# ELENCO DEI COMPITI
A - Trascriva fedelmente dal brano su Taiwan la parte che inizia con "Riprendersi Taiwan, per" e prosegue fino a "ha dichiarato Maggiorelli.".
B - Secondo il brano su Taiwan, a quale distanza dalle coste cinesi si trova la zona indicata?

Riprendersi Taiwan, per la Cina, significa togliere di mezzo l’ombra militare degli Stati Uniti da una zona altamente sensibile e collocata a circa 150 chilometri dalle proprie coste. A quel punto, Pechino avrebbe il via libera assoluto (o quasi) all’interno della regione indo-pacifica. Le dinamiche sono complesse, ma tendono a ripetersi nella medesima forma. “Gli Stati Uniti hanno dichiarato lo Stretto di Taiwan mare internazionale, e questo significa che chiunque può mandare là navi da guerra. I cinesi non sono mai stati d’accordo. Ogni volta che transitano portaerei, Pechino stringe i muscoli e invia aerei. A quel punto Taipei attiva i sistemi antiaerei, e questo è un enorme spreco di soldi da parte di tutti i soggetti dell’area. E questo per il mantenimento della presenza in quel territorio”, ha dichiarato Maggiorelli.

# DATI REGISTRATI
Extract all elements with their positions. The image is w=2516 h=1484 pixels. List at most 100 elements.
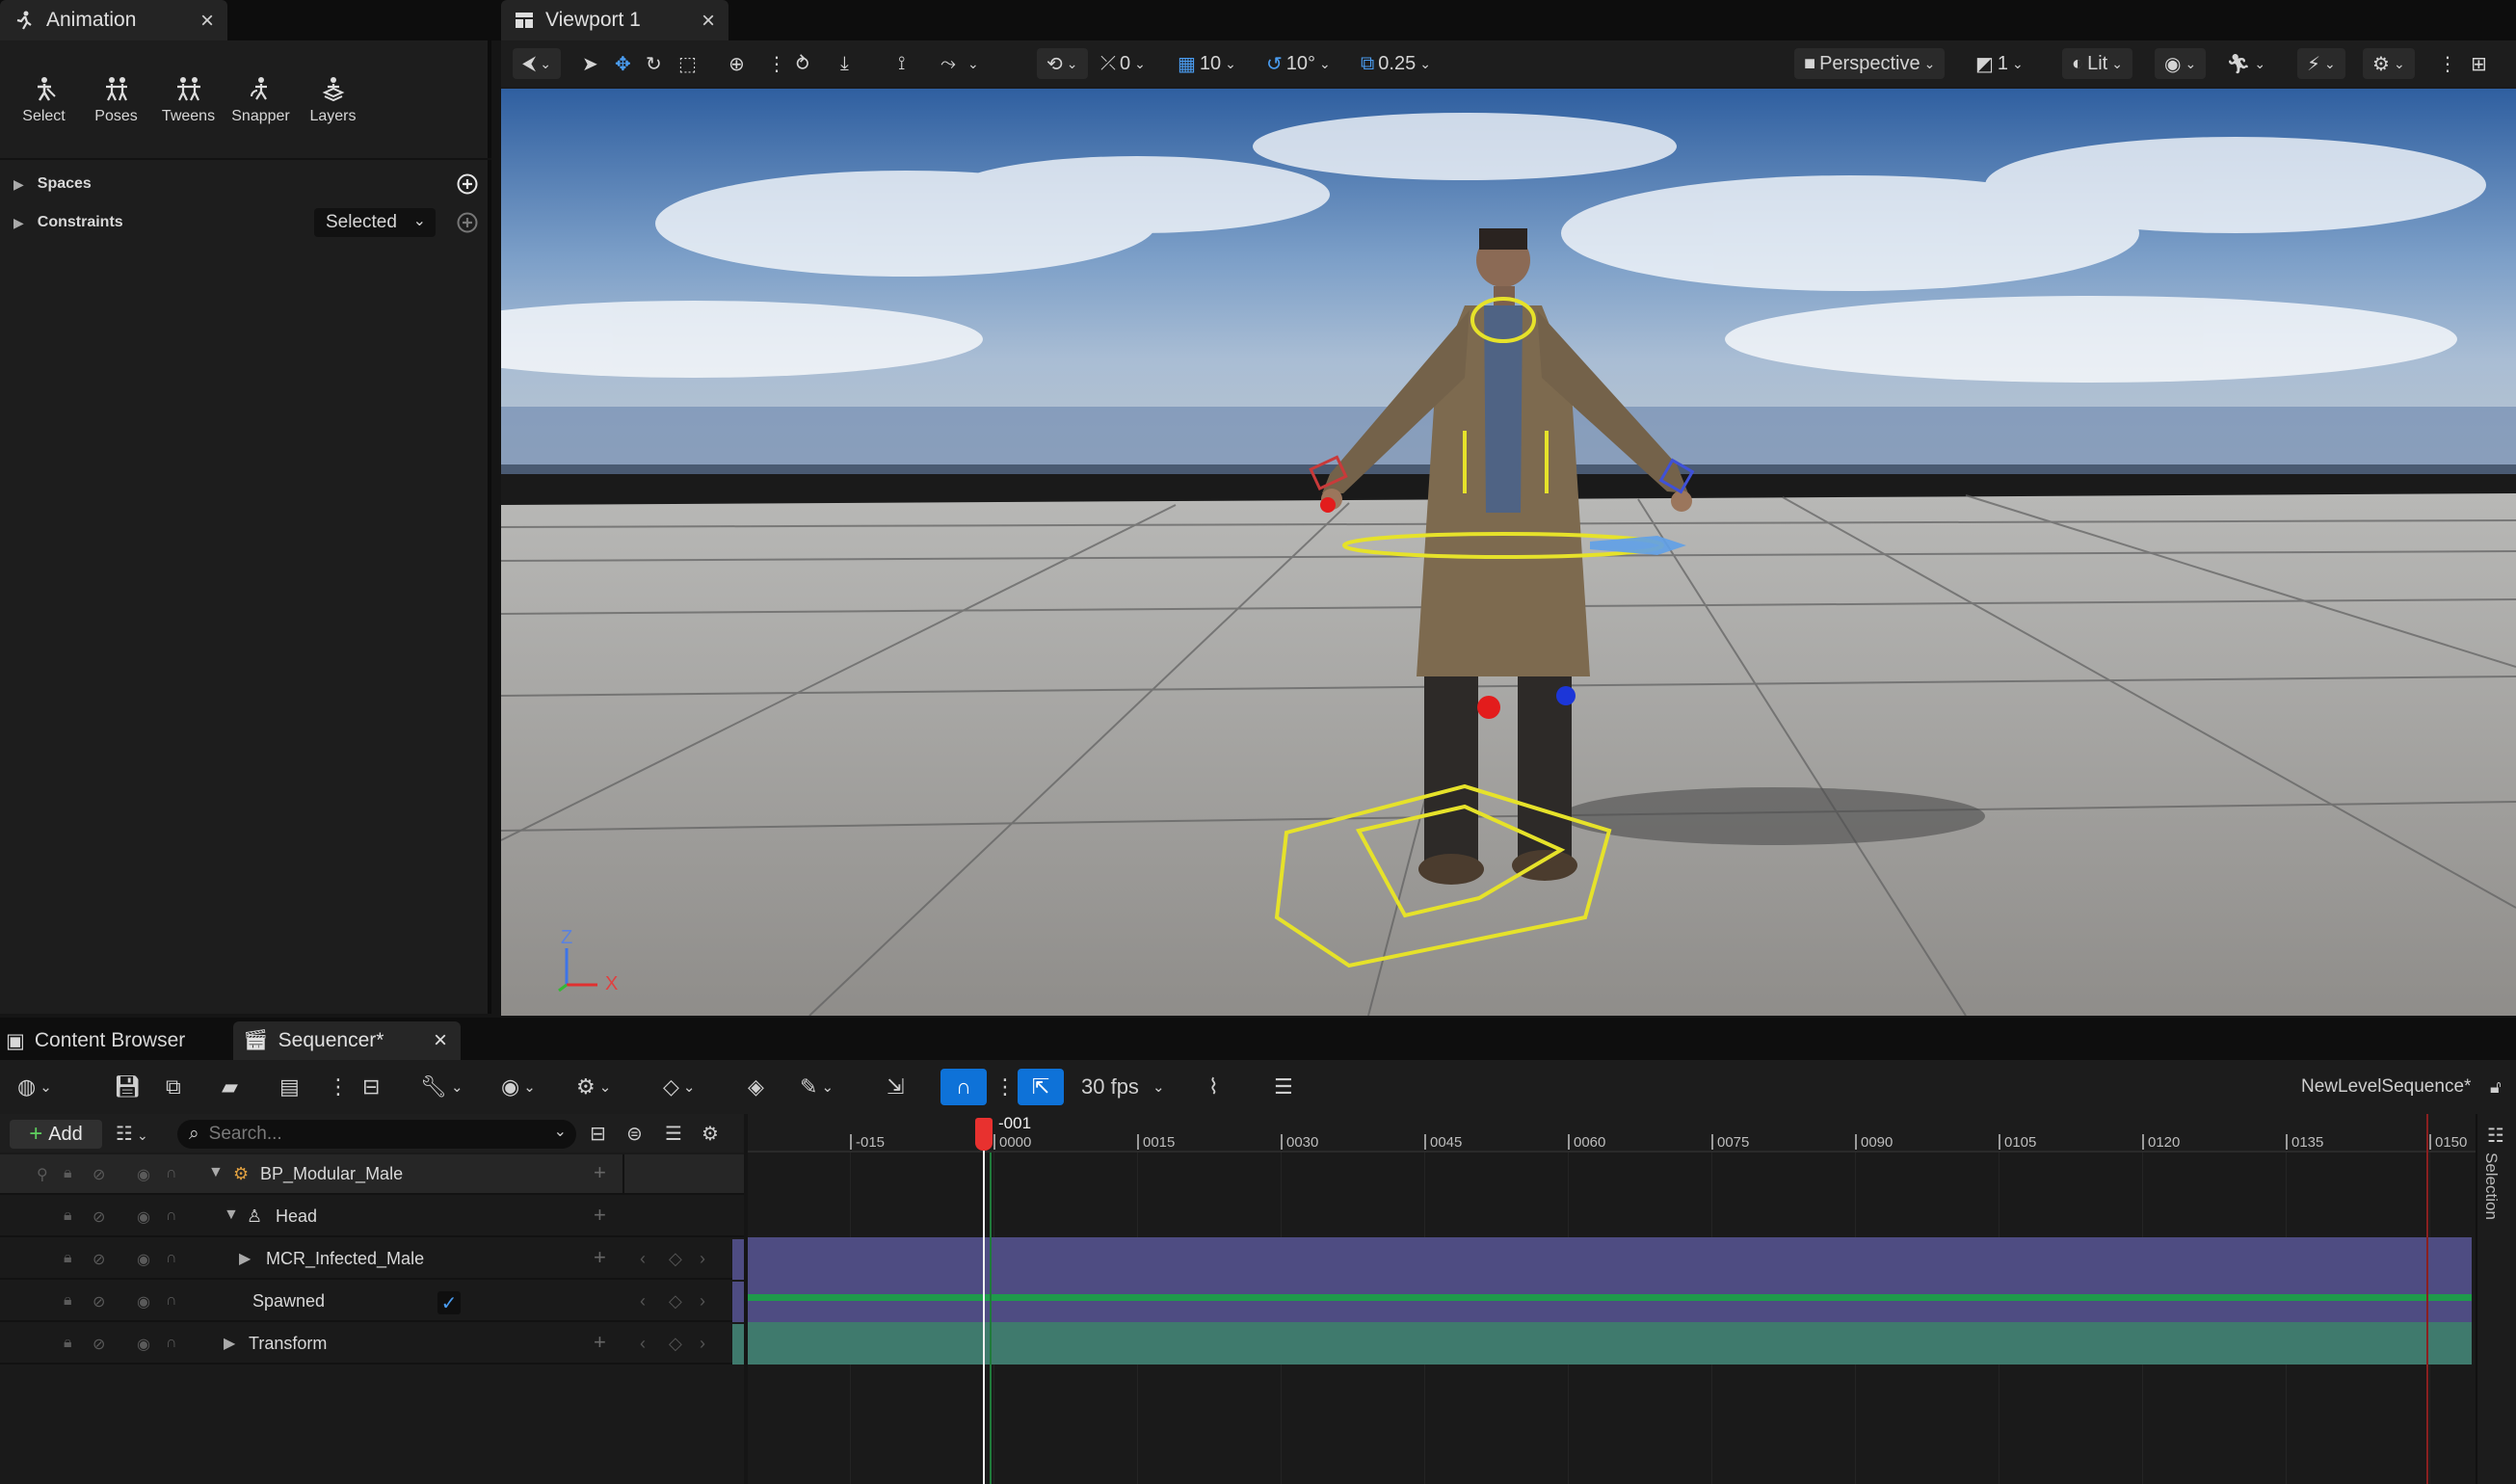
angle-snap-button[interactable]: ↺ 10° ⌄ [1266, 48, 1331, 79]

# SOLUZIONI DEI COMPITI
A -
Riprendersi Taiwan, per la Cina, significa togliere di mezzo l’ombra militare degli Stati Uniti da una zona altamente sensibile e collocata a circa 150 chilometri dalle proprie coste. A quel punto, Pechino avrebbe il via libera assoluto (o quasi) all’interno della regione indo-pacifica. Le dinamiche sono complesse, ma tendono a ripetersi nella medesima forma. “Gli Stati Uniti hanno dichiarato lo Stretto di Taiwan mare internazionale, e questo significa che chiunque può mandare là navi da guerra. I cinesi non sono mai stati d’accordo. Ogni volta che transitano portaerei, Pechino stringe i muscoli e invia aerei. A quel punto Taipei attiva i sistemi antiaerei, e questo è un enorme spreco di soldi da parte di tutti i soggetti dell’area. E questo per il mantenimento della presenza in quel territorio”, ha dichiarato Maggiorelli.

B - A circa 150 chilometri.